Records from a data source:
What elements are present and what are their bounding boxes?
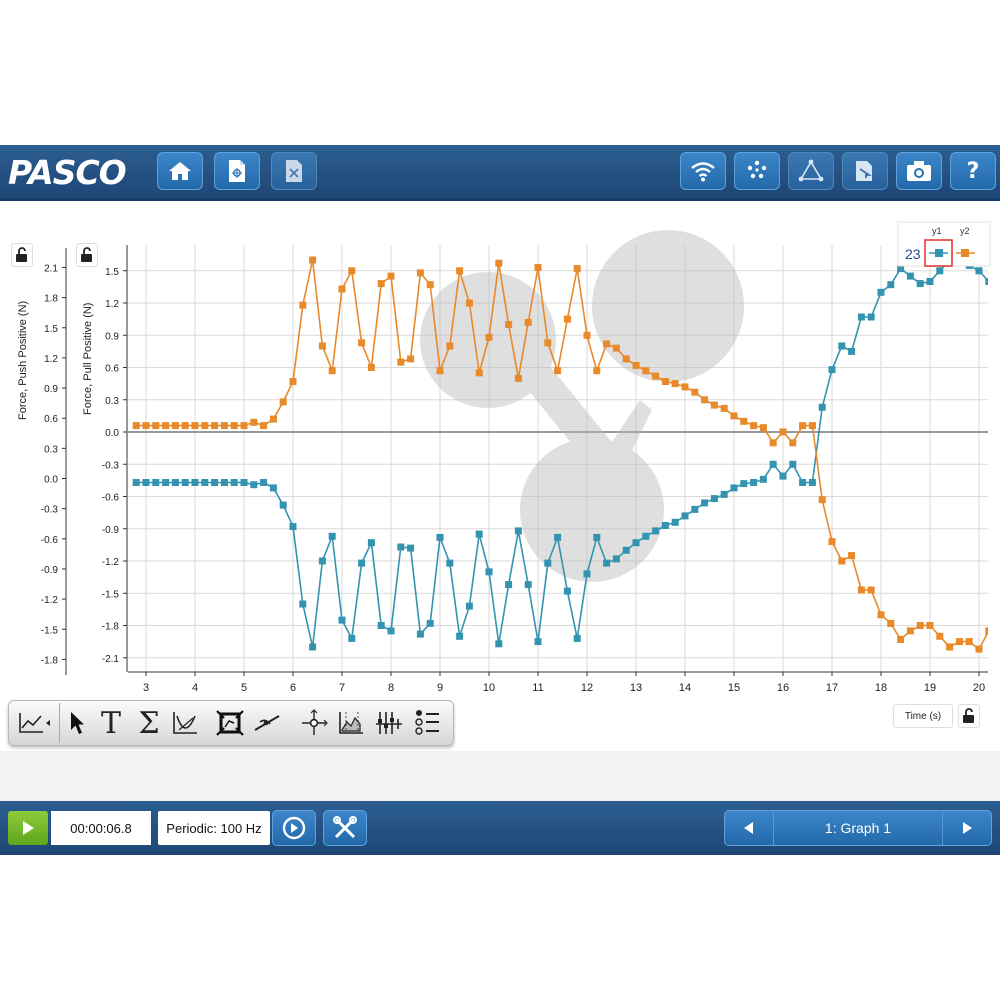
home-icon (169, 162, 191, 180)
close-file-button[interactable] (271, 152, 317, 190)
export-icon (856, 161, 872, 181)
data-points-button[interactable] (734, 152, 780, 190)
camera-icon (907, 161, 931, 181)
wireless-icon (691, 162, 715, 182)
camera-button[interactable] (896, 152, 942, 190)
scale-to-fit-icon (216, 710, 244, 736)
start-recording-button[interactable] (8, 811, 48, 845)
add-series-icon (376, 712, 402, 734)
scale-to-fit-button[interactable] (214, 706, 246, 740)
data-points-icon (747, 160, 767, 179)
timer-icon (282, 816, 306, 840)
select-arrow-icon (71, 712, 84, 734)
legend-list-button[interactable] (411, 706, 443, 740)
curve-fit-icon (173, 712, 197, 734)
area-tool-icon (339, 712, 363, 734)
blank-area (0, 751, 1000, 801)
top-toolbar: PASCO ? (0, 145, 1000, 201)
coordinates-tool-button[interactable] (298, 706, 330, 740)
next-page-button[interactable] (943, 811, 991, 845)
pasco-logo: PASCO (8, 153, 127, 192)
x-axis-label-button[interactable]: Time (s) (893, 704, 953, 728)
home-button[interactable] (157, 152, 203, 190)
tools-button[interactable] (323, 810, 367, 846)
unlock-icon (81, 247, 92, 262)
y1-axis-lock-button[interactable] (11, 243, 33, 267)
arrow-left-icon (744, 822, 753, 834)
curve-fit-button[interactable] (169, 706, 201, 740)
graph-type-icon (19, 713, 50, 733)
coordinates-tool-icon (302, 709, 328, 735)
legend-list-icon (415, 710, 439, 735)
select-tool-button[interactable] (61, 706, 93, 740)
export-button[interactable] (842, 152, 888, 190)
area-tool-button[interactable] (335, 706, 367, 740)
new-file-icon (229, 160, 245, 182)
arrow-right-icon (963, 822, 972, 834)
close-file-icon (286, 160, 302, 182)
y2-axis-lock-button[interactable] (76, 243, 98, 267)
sampling-rate-selector[interactable]: Periodic: 100 Hz (158, 811, 270, 845)
previous-page-button[interactable] (725, 811, 773, 845)
recording-conditions-button[interactable] (272, 810, 316, 846)
play-icon (23, 821, 34, 835)
palette-separator (59, 703, 60, 743)
sum-tool-button[interactable]: Σ (138, 705, 160, 741)
unlock-icon (963, 708, 974, 723)
page-navigator: 1: Graph 1 (724, 810, 992, 846)
triangle-graph-icon (798, 159, 824, 182)
graph-type-button[interactable] (15, 706, 55, 740)
triangle-graph-button[interactable] (788, 152, 834, 190)
x-axis-lock-button[interactable] (958, 704, 980, 728)
text-tool-button[interactable]: T (100, 705, 121, 741)
graph-tool-palette: T Σ (8, 700, 454, 746)
wireless-button[interactable] (680, 152, 726, 190)
slope-tool-icon (254, 715, 280, 731)
elapsed-time-display: 00:00:06.8 (51, 811, 151, 845)
unlock-icon (16, 247, 27, 262)
page-label[interactable]: 1: Graph 1 (773, 811, 943, 845)
slope-tool-button[interactable] (251, 706, 283, 740)
help-button[interactable]: ? (950, 152, 996, 190)
add-series-button[interactable] (373, 706, 405, 740)
new-file-button[interactable] (214, 152, 260, 190)
tools-icon (333, 816, 357, 839)
graph-workspace (0, 201, 1000, 751)
help-icon: ? (966, 158, 980, 184)
bottom-controls-bar: 00:00:06.8 Periodic: 100 Hz 1: Graph 1 (0, 801, 1000, 855)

§ **Your goal**
Please write out everything in the records above from the line that contains "home-icon (169, 162, 191, 180)" down to the line that contains "start-recording-button[interactable] (8, 811, 48, 845)", both included, with each line kept the same.

§ **In response**
home-icon (169, 162, 191, 180)
close-file-button[interactable] (271, 152, 317, 190)
export-icon (856, 161, 872, 181)
data-points-button[interactable] (734, 152, 780, 190)
camera-icon (907, 161, 931, 181)
wireless-icon (691, 162, 715, 182)
camera-button[interactable] (896, 152, 942, 190)
scale-to-fit-icon (216, 710, 244, 736)
start-recording-button[interactable] (8, 811, 48, 845)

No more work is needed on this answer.